## Problem details
Copy the listing below word for word, omitting the pictures.
* * * *
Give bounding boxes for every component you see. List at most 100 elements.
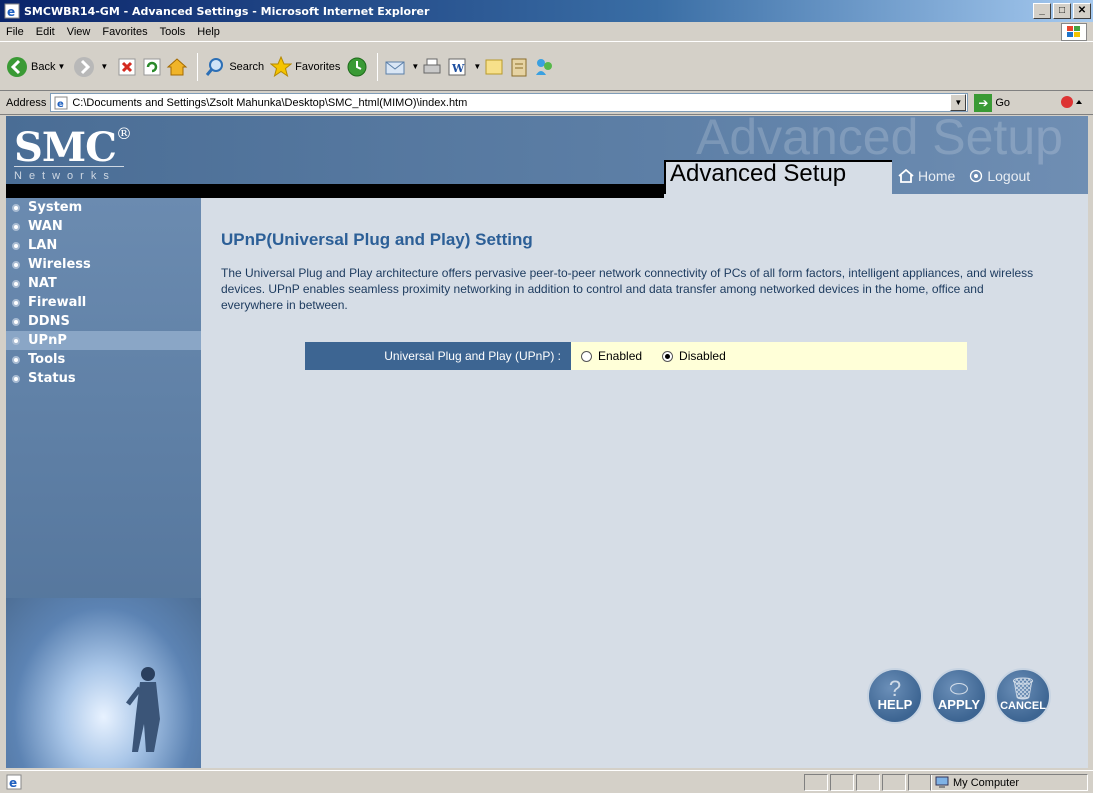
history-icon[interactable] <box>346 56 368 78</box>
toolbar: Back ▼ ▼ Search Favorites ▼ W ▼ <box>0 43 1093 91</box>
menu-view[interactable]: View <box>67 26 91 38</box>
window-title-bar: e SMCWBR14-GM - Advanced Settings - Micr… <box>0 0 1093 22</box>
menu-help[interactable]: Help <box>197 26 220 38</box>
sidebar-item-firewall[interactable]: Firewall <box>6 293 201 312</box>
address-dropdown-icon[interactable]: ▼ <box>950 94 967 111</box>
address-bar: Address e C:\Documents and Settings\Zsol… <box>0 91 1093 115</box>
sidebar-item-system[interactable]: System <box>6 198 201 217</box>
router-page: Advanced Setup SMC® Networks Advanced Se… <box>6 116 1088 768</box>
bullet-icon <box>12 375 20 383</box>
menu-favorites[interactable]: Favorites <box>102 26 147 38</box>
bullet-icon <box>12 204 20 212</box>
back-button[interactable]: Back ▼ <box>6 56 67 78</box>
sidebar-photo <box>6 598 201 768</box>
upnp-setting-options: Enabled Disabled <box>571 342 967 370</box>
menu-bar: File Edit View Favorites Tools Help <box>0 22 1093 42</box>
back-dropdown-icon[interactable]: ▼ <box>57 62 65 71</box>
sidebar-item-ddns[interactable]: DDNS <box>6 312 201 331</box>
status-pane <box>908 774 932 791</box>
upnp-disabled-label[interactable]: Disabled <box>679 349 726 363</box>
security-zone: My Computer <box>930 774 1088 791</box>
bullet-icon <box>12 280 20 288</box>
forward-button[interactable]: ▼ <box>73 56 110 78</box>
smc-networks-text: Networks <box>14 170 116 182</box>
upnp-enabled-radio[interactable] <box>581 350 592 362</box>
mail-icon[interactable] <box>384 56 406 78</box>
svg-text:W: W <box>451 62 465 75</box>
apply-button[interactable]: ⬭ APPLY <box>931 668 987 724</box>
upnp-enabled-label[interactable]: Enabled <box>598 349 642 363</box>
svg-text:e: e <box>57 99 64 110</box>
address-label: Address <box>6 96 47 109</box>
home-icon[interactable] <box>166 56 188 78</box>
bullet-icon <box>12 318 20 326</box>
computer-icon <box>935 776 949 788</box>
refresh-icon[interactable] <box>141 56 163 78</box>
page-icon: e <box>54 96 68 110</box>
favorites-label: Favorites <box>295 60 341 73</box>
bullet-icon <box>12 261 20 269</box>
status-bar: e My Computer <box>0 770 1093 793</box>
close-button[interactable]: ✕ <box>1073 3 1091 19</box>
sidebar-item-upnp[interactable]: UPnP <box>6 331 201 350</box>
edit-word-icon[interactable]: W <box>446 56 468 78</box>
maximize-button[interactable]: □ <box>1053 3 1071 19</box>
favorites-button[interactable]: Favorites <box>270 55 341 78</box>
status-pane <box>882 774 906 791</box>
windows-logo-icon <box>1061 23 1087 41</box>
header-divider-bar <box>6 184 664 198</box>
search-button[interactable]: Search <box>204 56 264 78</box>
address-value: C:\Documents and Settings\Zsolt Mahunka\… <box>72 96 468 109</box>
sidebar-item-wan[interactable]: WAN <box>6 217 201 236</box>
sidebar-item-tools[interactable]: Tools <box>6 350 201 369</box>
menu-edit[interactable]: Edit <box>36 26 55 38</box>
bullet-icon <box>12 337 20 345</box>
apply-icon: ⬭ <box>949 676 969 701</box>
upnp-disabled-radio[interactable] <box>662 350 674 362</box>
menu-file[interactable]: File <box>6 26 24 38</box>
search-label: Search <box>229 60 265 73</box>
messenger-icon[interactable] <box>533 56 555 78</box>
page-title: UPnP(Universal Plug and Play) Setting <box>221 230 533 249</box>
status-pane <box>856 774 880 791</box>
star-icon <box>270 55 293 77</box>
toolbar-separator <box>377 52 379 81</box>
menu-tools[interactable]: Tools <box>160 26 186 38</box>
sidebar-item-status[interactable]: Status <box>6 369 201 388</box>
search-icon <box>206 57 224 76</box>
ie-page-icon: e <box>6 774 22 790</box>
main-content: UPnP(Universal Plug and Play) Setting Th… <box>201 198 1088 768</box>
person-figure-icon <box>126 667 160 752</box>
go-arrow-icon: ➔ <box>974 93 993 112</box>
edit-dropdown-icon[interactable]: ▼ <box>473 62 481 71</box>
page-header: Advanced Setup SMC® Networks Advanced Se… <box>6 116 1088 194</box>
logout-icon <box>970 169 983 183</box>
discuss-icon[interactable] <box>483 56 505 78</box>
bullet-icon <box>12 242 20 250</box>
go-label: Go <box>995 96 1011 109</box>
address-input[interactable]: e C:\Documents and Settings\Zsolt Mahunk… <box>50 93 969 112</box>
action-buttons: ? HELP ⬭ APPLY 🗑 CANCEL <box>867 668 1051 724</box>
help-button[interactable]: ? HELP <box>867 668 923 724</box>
* * * *
## Finished exercise
Give bounding boxes for every component you see. List at most 100 elements.
history-icon[interactable] <box>346 56 368 78</box>
toolbar: Back ▼ ▼ Search Favorites ▼ W ▼ <box>0 43 1093 91</box>
menu-view[interactable]: View <box>67 26 91 38</box>
window-title-bar: e SMCWBR14-GM - Advanced Settings - Micr… <box>0 0 1093 22</box>
menu-help[interactable]: Help <box>197 26 220 38</box>
sidebar-item-firewall[interactable]: Firewall <box>6 293 201 312</box>
address-dropdown-icon[interactable]: ▼ <box>950 94 967 111</box>
address-bar: Address e C:\Documents and Settings\Zsol… <box>0 91 1093 115</box>
sidebar-item-system[interactable]: System <box>6 198 201 217</box>
router-page: Advanced Setup SMC® Networks Advanced Se… <box>6 116 1088 768</box>
bullet-icon <box>12 375 20 383</box>
menu-favorites[interactable]: Favorites <box>102 26 147 38</box>
bullet-icon <box>12 204 20 212</box>
back-button[interactable]: Back ▼ <box>6 56 67 78</box>
sidebar-photo <box>6 598 201 768</box>
upnp-setting-options: Enabled Disabled <box>571 342 967 370</box>
menu-bar: File Edit View Favorites Tools Help <box>0 22 1093 42</box>
back-dropdown-icon[interactable]: ▼ <box>57 62 65 71</box>
sidebar-item-ddns[interactable]: DDNS <box>6 312 201 331</box>
status-pane <box>908 774 932 791</box>
upnp-disabled-label[interactable]: Disabled <box>679 349 726 363</box>
security-zone: My Computer <box>930 774 1088 791</box>
bullet-icon <box>12 280 20 288</box>
forward-button[interactable]: ▼ <box>73 56 110 78</box>
smc-networks-text: Networks <box>14 170 116 182</box>
upnp-enabled-radio[interactable] <box>581 350 592 362</box>
mail-icon[interactable] <box>384 56 406 78</box>
svg-text:W: W <box>451 62 465 75</box>
apply-button[interactable]: ⬭ APPLY <box>931 668 987 724</box>
upnp-enabled-label[interactable]: Enabled <box>598 349 642 363</box>
svg-text:e: e <box>57 99 64 110</box>
address-label: Address <box>6 96 47 109</box>
home-icon[interactable] <box>166 56 188 78</box>
bullet-icon <box>12 318 20 326</box>
computer-icon <box>935 776 949 788</box>
refresh-icon[interactable] <box>141 56 163 78</box>
page-icon: e <box>54 96 68 110</box>
favorites-label: Favorites <box>295 60 341 73</box>
bullet-icon <box>12 261 20 269</box>
status-bar: e My Computer <box>0 770 1093 793</box>
close-button[interactable]: ✕ <box>1073 3 1091 19</box>
sidebar-item-upnp[interactable]: UPnP <box>6 331 201 350</box>
edit-word-icon[interactable]: W <box>446 56 468 78</box>
maximize-button[interactable]: □ <box>1053 3 1071 19</box>
favorites-button[interactable]: Favorites <box>270 55 341 78</box>
status-pane <box>882 774 906 791</box>
windows-logo-icon <box>1061 23 1087 41</box>
header-divider-bar <box>6 184 664 198</box>
search-button[interactable]: Search <box>204 56 264 78</box>
address-value: C:\Documents and Settings\Zsolt Mahunka\… <box>72 96 468 109</box>
sidebar-item-wan[interactable]: WAN <box>6 217 201 236</box>
sidebar-item-tools[interactable]: Tools <box>6 350 201 369</box>
menu-edit[interactable]: Edit <box>36 26 55 38</box>
bullet-icon <box>12 337 20 345</box>
apply-icon: ⬭ <box>949 676 969 701</box>
upnp-disabled-radio[interactable] <box>662 350 674 362</box>
menu-file[interactable]: File <box>6 26 24 38</box>
search-label: Search <box>229 60 265 73</box>
messenger-icon[interactable] <box>533 56 555 78</box>
page-title: UPnP(Universal Plug and Play) Setting <box>221 230 533 249</box>
status-pane <box>856 774 880 791</box>
star-icon <box>270 55 293 77</box>
toolbar-separator <box>377 52 379 81</box>
menu-tools[interactable]: Tools <box>160 26 186 38</box>
sidebar-item-status[interactable]: Status <box>6 369 201 388</box>
search-icon <box>206 57 224 76</box>
ie-page-icon: e <box>6 774 22 790</box>
main-content: UPnP(Universal Plug and Play) Setting Th… <box>201 198 1088 768</box>
person-figure-icon <box>126 667 160 752</box>
go-arrow-icon: ➔ <box>974 93 993 112</box>
edit-dropdown-icon[interactable]: ▼ <box>473 62 481 71</box>
page-header: Advanced Setup SMC® Networks Advanced Se… <box>6 116 1088 194</box>
logout-icon <box>970 169 983 183</box>
discuss-icon[interactable] <box>483 56 505 78</box>
bullet-icon <box>12 242 20 250</box>
go-label: Go <box>995 96 1011 109</box>
address-input[interactable]: e C:\Documents and Settings\Zsolt Mahunk… <box>50 93 969 112</box>
action-buttons: ? HELP ⬭ APPLY 🗑 CANCEL <box>867 668 1051 724</box>
help-button[interactable]: ? HELP <box>867 668 923 724</box>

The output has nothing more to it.